#### DATASET EXTRACT ####

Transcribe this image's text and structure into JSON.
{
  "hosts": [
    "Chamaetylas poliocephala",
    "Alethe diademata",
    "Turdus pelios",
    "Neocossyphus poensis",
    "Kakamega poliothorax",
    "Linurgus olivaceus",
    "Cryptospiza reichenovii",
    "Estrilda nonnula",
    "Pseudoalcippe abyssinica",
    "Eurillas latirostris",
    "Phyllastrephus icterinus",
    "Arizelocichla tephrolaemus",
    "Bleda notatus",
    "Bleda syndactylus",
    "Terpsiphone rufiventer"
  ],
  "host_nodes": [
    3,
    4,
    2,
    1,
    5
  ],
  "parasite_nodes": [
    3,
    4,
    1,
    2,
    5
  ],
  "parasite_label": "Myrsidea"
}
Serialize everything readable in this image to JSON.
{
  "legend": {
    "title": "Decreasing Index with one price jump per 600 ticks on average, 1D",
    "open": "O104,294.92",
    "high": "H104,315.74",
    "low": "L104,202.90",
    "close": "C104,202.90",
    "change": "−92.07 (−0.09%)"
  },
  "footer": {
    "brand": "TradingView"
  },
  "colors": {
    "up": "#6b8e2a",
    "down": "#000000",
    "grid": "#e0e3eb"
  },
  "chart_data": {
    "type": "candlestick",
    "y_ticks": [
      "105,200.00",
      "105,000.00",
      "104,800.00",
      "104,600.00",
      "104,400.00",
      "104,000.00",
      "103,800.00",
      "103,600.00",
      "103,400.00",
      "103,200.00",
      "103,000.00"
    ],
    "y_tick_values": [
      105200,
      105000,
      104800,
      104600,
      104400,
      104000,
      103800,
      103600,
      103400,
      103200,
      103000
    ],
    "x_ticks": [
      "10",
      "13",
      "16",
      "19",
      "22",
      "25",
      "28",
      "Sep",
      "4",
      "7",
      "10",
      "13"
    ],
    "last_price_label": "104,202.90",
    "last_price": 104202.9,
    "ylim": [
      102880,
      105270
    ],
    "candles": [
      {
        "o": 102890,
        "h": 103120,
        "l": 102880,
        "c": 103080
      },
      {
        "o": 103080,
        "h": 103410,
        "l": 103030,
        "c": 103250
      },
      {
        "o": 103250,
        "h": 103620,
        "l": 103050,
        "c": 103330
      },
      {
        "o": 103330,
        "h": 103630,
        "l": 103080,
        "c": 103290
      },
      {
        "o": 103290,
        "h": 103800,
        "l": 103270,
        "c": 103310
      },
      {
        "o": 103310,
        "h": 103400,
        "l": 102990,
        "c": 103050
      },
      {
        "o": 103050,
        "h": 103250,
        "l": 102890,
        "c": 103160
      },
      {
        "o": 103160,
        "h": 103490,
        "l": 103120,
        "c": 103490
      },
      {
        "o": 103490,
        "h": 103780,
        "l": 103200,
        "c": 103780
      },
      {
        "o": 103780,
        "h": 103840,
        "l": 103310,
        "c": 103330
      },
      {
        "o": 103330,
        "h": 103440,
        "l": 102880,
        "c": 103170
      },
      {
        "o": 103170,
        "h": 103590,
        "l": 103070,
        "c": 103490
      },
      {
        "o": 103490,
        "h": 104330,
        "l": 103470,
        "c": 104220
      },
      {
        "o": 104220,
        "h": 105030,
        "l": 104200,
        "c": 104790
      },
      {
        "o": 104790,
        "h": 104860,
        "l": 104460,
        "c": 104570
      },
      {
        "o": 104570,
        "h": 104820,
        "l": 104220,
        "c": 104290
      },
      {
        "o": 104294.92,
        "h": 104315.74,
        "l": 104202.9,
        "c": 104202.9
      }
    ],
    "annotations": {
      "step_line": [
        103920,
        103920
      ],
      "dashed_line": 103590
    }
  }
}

####

_GIVEN PROBLEM_: Return the whole listing exactly.

_FULL SOLUTION_:
Transcribe this image's text and structure into JSON.
{
  "hosts": [
    "Chamaetylas poliocephala",
    "Alethe diademata",
    "Turdus pelios",
    "Neocossyphus poensis",
    "Kakamega poliothorax",
    "Linurgus olivaceus",
    "Cryptospiza reichenovii",
    "Estrilda nonnula",
    "Pseudoalcippe abyssinica",
    "Eurillas latirostris",
    "Phyllastrephus icterinus",
    "Arizelocichla tephrolaemus",
    "Bleda notatus",
    "Bleda syndactylus",
    "Terpsiphone rufiventer"
  ],
  "host_nodes": [
    3,
    4,
    2,
    1,
    5
  ],
  "parasite_nodes": [
    3,
    4,
    1,
    2,
    5
  ],
  "parasite_label": "Myrsidea"
}
Serialize everything readable in this image to JSON.
{
  "legend": {
    "title": "Decreasing Index with one price jump per 600 ticks on average, 1D",
    "open": "O104,294.92",
    "high": "H104,315.74",
    "low": "L104,202.90",
    "close": "C104,202.90",
    "change": "−92.07 (−0.09%)"
  },
  "footer": {
    "brand": "TradingView"
  },
  "colors": {
    "up": "#6b8e2a",
    "down": "#000000",
    "grid": "#e0e3eb"
  },
  "chart_data": {
    "type": "candlestick",
    "y_ticks": [
      "105,200.00",
      "105,000.00",
      "104,800.00",
      "104,600.00",
      "104,400.00",
      "104,000.00",
      "103,800.00",
      "103,600.00",
      "103,400.00",
      "103,200.00",
      "103,000.00"
    ],
    "y_tick_values": [
      105200,
      105000,
      104800,
      104600,
      104400,
      104000,
      103800,
      103600,
      103400,
      103200,
      103000
    ],
    "x_ticks": [
      "10",
      "13",
      "16",
      "19",
      "22",
      "25",
      "28",
      "Sep",
      "4",
      "7",
      "10",
      "13"
    ],
    "last_price_label": "104,202.90",
    "last_price": 104202.9,
    "ylim": [
      102880,
      105270
    ],
    "candles": [
      {
        "o": 102890,
        "h": 103120,
        "l": 102880,
        "c": 103080
      },
      {
        "o": 103080,
        "h": 103410,
        "l": 103030,
        "c": 103250
      },
      {
        "o": 103250,
        "h": 103620,
        "l": 103050,
        "c": 103330
      },
      {
        "o": 103330,
        "h": 103630,
        "l": 103080,
        "c": 103290
      },
      {
        "o": 103290,
        "h": 103800,
        "l": 103270,
        "c": 103310
      },
      {
        "o": 103310,
        "h": 103400,
        "l": 102990,
        "c": 103050
      },
      {
        "o": 103050,
        "h": 103250,
        "l": 102890,
        "c": 103160
      },
      {
        "o": 103160,
        "h": 103490,
        "l": 103120,
        "c": 103490
      },
      {
        "o": 103490,
        "h": 103780,
        "l": 103200,
        "c": 103780
      },
      {
        "o": 103780,
        "h": 103840,
        "l": 103310,
        "c": 103330
      },
      {
        "o": 103330,
        "h": 103440,
        "l": 102880,
        "c": 103170
      },
      {
        "o": 103170,
        "h": 103590,
        "l": 103070,
        "c": 103490
      },
      {
        "o": 103490,
        "h": 104330,
        "l": 103470,
        "c": 104220
      },
      {
        "o": 104220,
        "h": 105030,
        "l": 104200,
        "c": 104790
      },
      {
        "o": 104790,
        "h": 104860,
        "l": 104460,
        "c": 104570
      },
      {
        "o": 104570,
        "h": 104820,
        "l": 104220,
        "c": 104290
      },
      {
        "o": 104294.92,
        "h": 104315.74,
        "l": 104202.9,
        "c": 104202.9
      }
    ],
    "annotations": {
      "step_line": [
        103920,
        103920
      ],
      "dashed_line": 103590
    }
  }
}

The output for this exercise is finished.